(Stored data entries)
□ □ □

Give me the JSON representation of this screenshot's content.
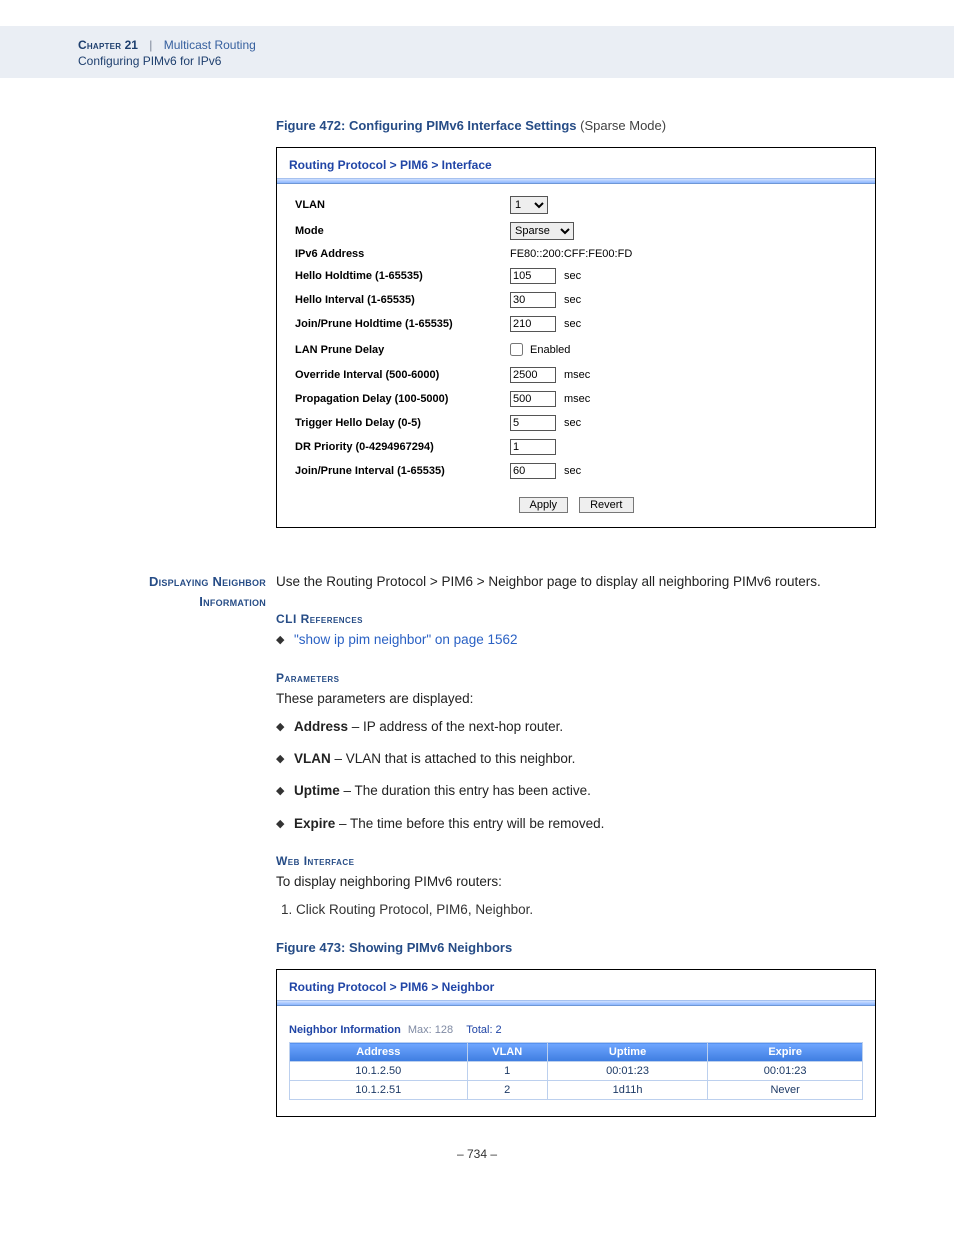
{
  "header": {
    "chapter_label": "Chapter",
    "chapter_num": "21",
    "separator": "|",
    "title": "Multicast Routing",
    "subtitle": "Configuring PIMv6 for IPv6"
  },
  "figure472": {
    "prefix": "Figure 472:  ",
    "title": "Configuring PIMv6 Interface Settings",
    "mode": " (Sparse Mode)",
    "breadcrumb": "Routing Protocol > PIM6 > Interface",
    "rows": {
      "vlan": {
        "label": "VLAN",
        "value": "1"
      },
      "mode": {
        "label": "Mode",
        "value": "Sparse"
      },
      "ipv6": {
        "label": "IPv6 Address",
        "value": "FE80::200:CFF:FE00:FD"
      },
      "hello_hold": {
        "label": "Hello Holdtime (1-65535)",
        "value": "105",
        "unit": "sec"
      },
      "hello_int": {
        "label": "Hello Interval (1-65535)",
        "value": "30",
        "unit": "sec"
      },
      "jp_hold": {
        "label": "Join/Prune Holdtime (1-65535)",
        "value": "210",
        "unit": "sec"
      },
      "lan_delay": {
        "label": "LAN Prune Delay",
        "text": "Enabled"
      },
      "override": {
        "label": "Override Interval (500-6000)",
        "value": "2500",
        "unit": "msec"
      },
      "prop": {
        "label": "Propagation Delay (100-5000)",
        "value": "500",
        "unit": "msec"
      },
      "trig": {
        "label": "Trigger Hello Delay (0-5)",
        "value": "5",
        "unit": "sec"
      },
      "dr": {
        "label": "DR Priority (0-4294967294)",
        "value": "1"
      },
      "jp_int": {
        "label": "Join/Prune Interval (1-65535)",
        "value": "60",
        "unit": "sec"
      }
    },
    "buttons": {
      "apply": "Apply",
      "revert": "Revert"
    }
  },
  "section": {
    "side_line1": "Displaying Neighbor",
    "side_line2": "Information",
    "intro": "Use the Routing Protocol > PIM6 > Neighbor page to display all neighboring PIMv6 routers.",
    "cli_head": "CLI References",
    "cli_link": "\"show ip pim neighbor\" on page 1562",
    "param_head": "Parameters",
    "param_intro": "These parameters are displayed:",
    "params": [
      {
        "name": "Address",
        "desc": " – IP address of the next-hop router."
      },
      {
        "name": "VLAN",
        "desc": " – VLAN that is attached to this neighbor."
      },
      {
        "name": "Uptime",
        "desc": " – The duration this entry has been active."
      },
      {
        "name": "Expire",
        "desc": " – The time before this entry will be removed."
      }
    ],
    "web_head": "Web Interface",
    "web_intro": "To display neighboring PIMv6 routers:",
    "step1": "Click Routing Protocol, PIM6, Neighbor."
  },
  "figure473": {
    "prefix": "Figure 473:  ",
    "title": "Showing PIMv6 Neighbors",
    "breadcrumb": "Routing Protocol > PIM6 > Neighbor",
    "info_label": "Neighbor Information",
    "info_max": "Max: 128",
    "info_total": "Total: 2",
    "columns": {
      "addr": "Address",
      "vlan": "VLAN",
      "uptime": "Uptime",
      "expire": "Expire"
    },
    "rows": [
      {
        "addr": "10.1.2.50",
        "vlan": "1",
        "uptime": "00:01:23",
        "expire": "00:01:23"
      },
      {
        "addr": "10.1.2.51",
        "vlan": "2",
        "uptime": "1d11h",
        "expire": "Never"
      }
    ]
  },
  "chart_data": {
    "type": "table",
    "title": "PIMv6 Neighbor Information",
    "columns": [
      "Address",
      "VLAN",
      "Uptime",
      "Expire"
    ],
    "rows": [
      [
        "10.1.2.50",
        "1",
        "00:01:23",
        "00:01:23"
      ],
      [
        "10.1.2.51",
        "2",
        "1d11h",
        "Never"
      ]
    ]
  },
  "page_number": "–  734  –"
}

□ □ □

## Directions for this task
In the listing, find all lines with the string "prefix" and copy them.

## Finished answer
    "prefix": "Figure 472:  ",
    "prefix": "Figure 473:  ",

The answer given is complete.